Data for the task:
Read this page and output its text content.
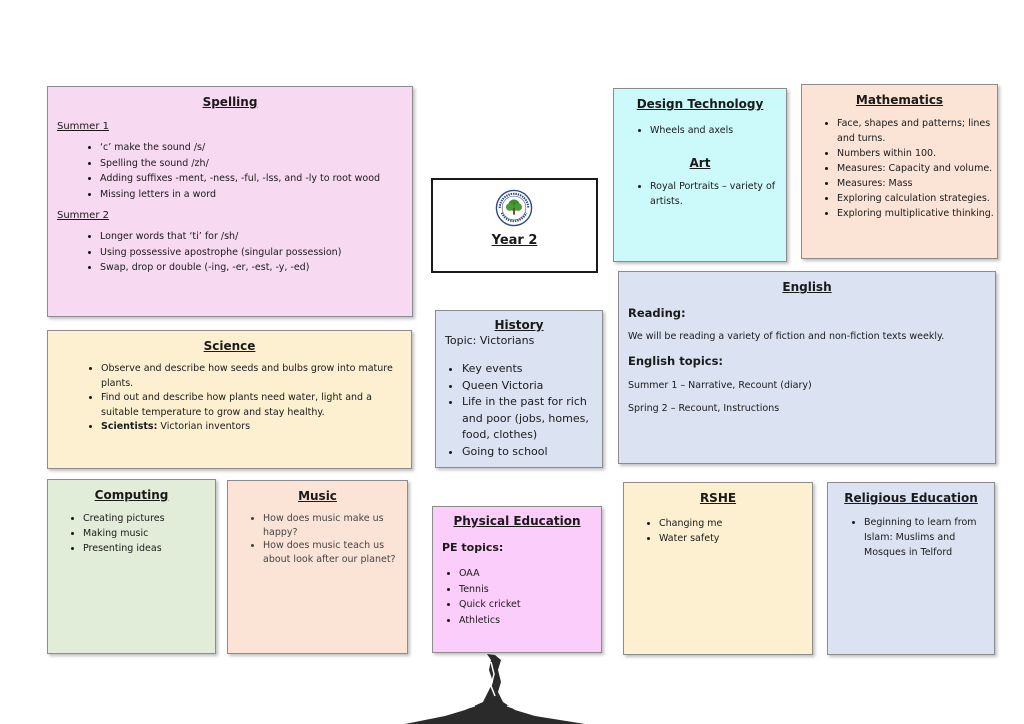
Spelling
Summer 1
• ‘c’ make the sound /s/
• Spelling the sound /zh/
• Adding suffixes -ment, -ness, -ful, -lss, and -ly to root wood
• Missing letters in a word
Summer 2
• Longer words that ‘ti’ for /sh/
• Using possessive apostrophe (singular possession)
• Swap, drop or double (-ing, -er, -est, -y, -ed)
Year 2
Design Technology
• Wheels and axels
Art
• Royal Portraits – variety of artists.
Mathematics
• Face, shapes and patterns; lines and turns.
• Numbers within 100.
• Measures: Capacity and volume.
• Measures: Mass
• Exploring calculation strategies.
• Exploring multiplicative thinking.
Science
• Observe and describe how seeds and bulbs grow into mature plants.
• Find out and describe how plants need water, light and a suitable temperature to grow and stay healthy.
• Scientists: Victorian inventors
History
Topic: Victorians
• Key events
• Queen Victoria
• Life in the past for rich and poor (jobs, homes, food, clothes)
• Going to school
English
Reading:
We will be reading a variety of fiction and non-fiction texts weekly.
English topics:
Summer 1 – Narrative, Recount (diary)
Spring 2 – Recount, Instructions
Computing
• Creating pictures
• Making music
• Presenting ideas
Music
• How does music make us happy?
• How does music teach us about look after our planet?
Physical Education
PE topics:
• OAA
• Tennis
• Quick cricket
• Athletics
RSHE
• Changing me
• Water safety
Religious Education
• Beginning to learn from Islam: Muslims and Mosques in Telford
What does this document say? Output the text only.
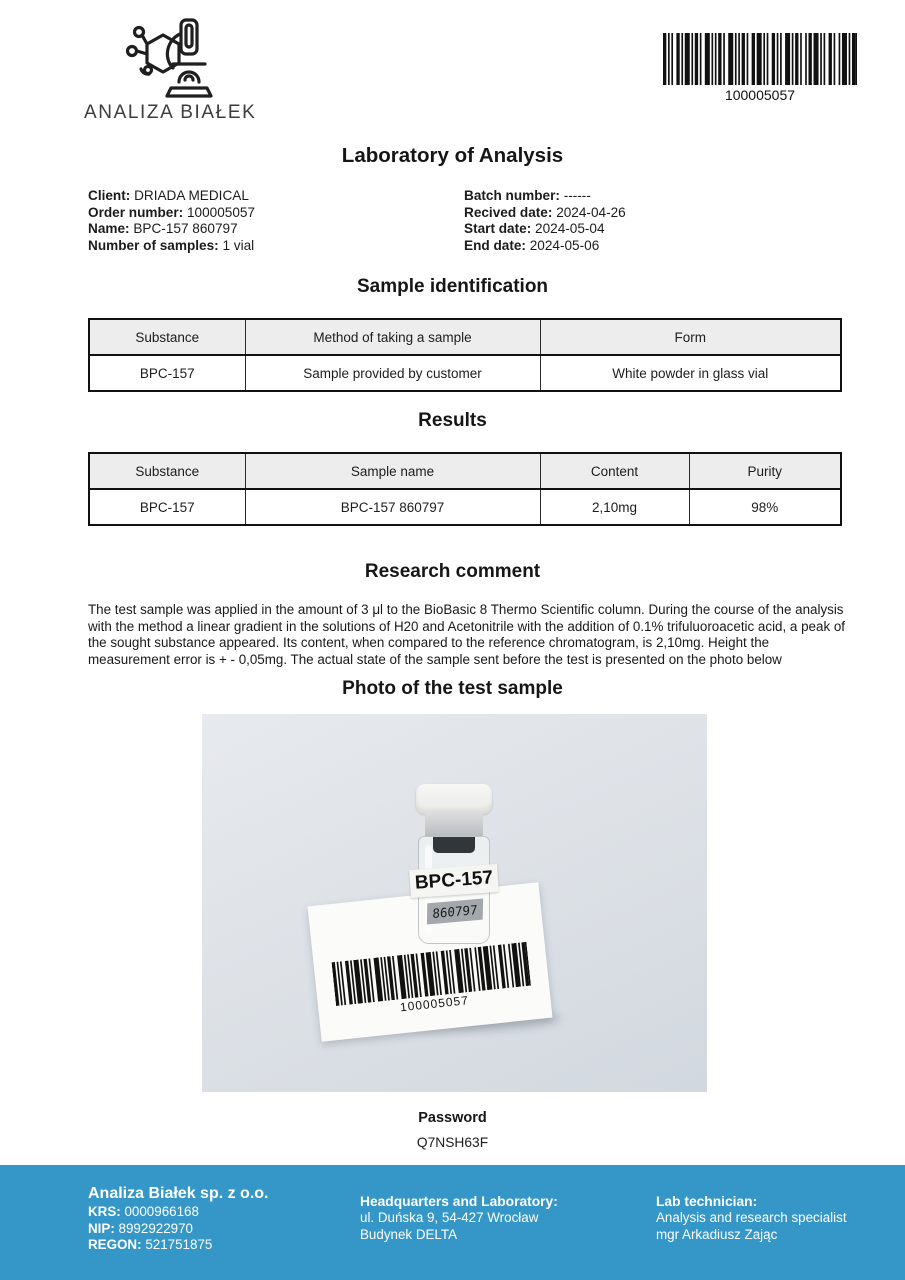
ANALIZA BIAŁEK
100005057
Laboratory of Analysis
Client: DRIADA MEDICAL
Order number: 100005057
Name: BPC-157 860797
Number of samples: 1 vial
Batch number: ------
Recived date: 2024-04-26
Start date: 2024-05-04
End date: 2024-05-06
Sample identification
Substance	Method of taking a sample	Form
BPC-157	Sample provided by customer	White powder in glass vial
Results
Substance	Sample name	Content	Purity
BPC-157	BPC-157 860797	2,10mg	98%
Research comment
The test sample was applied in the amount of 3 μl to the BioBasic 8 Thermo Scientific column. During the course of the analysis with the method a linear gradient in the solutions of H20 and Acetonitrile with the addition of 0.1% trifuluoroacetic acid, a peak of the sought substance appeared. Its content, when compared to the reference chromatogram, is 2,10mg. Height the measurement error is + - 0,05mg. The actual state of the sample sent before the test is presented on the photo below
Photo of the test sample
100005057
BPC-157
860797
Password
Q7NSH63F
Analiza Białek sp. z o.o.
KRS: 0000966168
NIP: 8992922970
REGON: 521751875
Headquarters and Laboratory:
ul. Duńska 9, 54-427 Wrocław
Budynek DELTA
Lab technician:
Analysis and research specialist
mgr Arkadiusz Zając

Task details:
Pictures stay out; reproduce every line of the records exactly.

The solution:
Read this page and output its text content.
Spelling
Summer 1
• ‘c’ make the sound /s/
• Spelling the sound /zh/
• Adding suffixes -ment, -ness, -ful, -lss, and -ly to root wood
• Missing letters in a word
Summer 2
• Longer words that ‘ti’ for /sh/
• Using possessive apostrophe (singular possession)
• Swap, drop or double (-ing, -er, -est, -y, -ed)
Year 2
Design Technology
• Wheels and axels
Art
• Royal Portraits – variety of artists.
Mathematics
• Face, shapes and patterns; lines and turns.
• Numbers within 100.
• Measures: Capacity and volume.
• Measures: Mass
• Exploring calculation strategies.
• Exploring multiplicative thinking.
Science
• Observe and describe how seeds and bulbs grow into mature plants.
• Find out and describe how plants need water, light and a suitable temperature to grow and stay healthy.
• Scientists: Victorian inventors
History
Topic: Victorians
• Key events
• Queen Victoria
• Life in the past for rich and poor (jobs, homes, food, clothes)
• Going to school
English
Reading:
We will be reading a variety of fiction and non-fiction texts weekly.
English topics:
Summer 1 – Narrative, Recount (diary)
Spring 2 – Recount, Instructions
Computing
• Creating pictures
• Making music
• Presenting ideas
Music
• How does music make us happy?
• How does music teach us about look after our planet?
Physical Education
PE topics:
• OAA
• Tennis
• Quick cricket
• Athletics
RSHE
• Changing me
• Water safety
Religious Education
• Beginning to learn from Islam: Muslims and Mosques in Telford
What does this document say? Output the text only.
ANALIZA BIAŁEK
100005057
Laboratory of Analysis
Client: DRIADA MEDICAL
Order number: 100005057
Name: BPC-157 860797
Number of samples: 1 vial
Batch number: ------
Recived date: 2024-04-26
Start date: 2024-05-04
End date: 2024-05-06
Sample identification
Substance	Method of taking a sample	Form
BPC-157	Sample provided by customer	White powder in glass vial
Results
Substance	Sample name	Content	Purity
BPC-157	BPC-157 860797	2,10mg	98%
Research comment
The test sample was applied in the amount of 3 μl to the BioBasic 8 Thermo Scientific column. During the course of the analysis with the method a linear gradient in the solutions of H20 and Acetonitrile with the addition of 0.1% trifuluoroacetic acid, a peak of the sought substance appeared. Its content, when compared to the reference chromatogram, is 2,10mg. Height the measurement error is + - 0,05mg. The actual state of the sample sent before the test is presented on the photo below
Photo of the test sample
100005057
BPC-157
860797
Password
Q7NSH63F
Analiza Białek sp. z o.o.
KRS: 0000966168
NIP: 8992922970
REGON: 521751875
Headquarters and Laboratory:
ul. Duńska 9, 54-427 Wrocław
Budynek DELTA
Lab technician:
Analysis and research specialist
mgr Arkadiusz Zając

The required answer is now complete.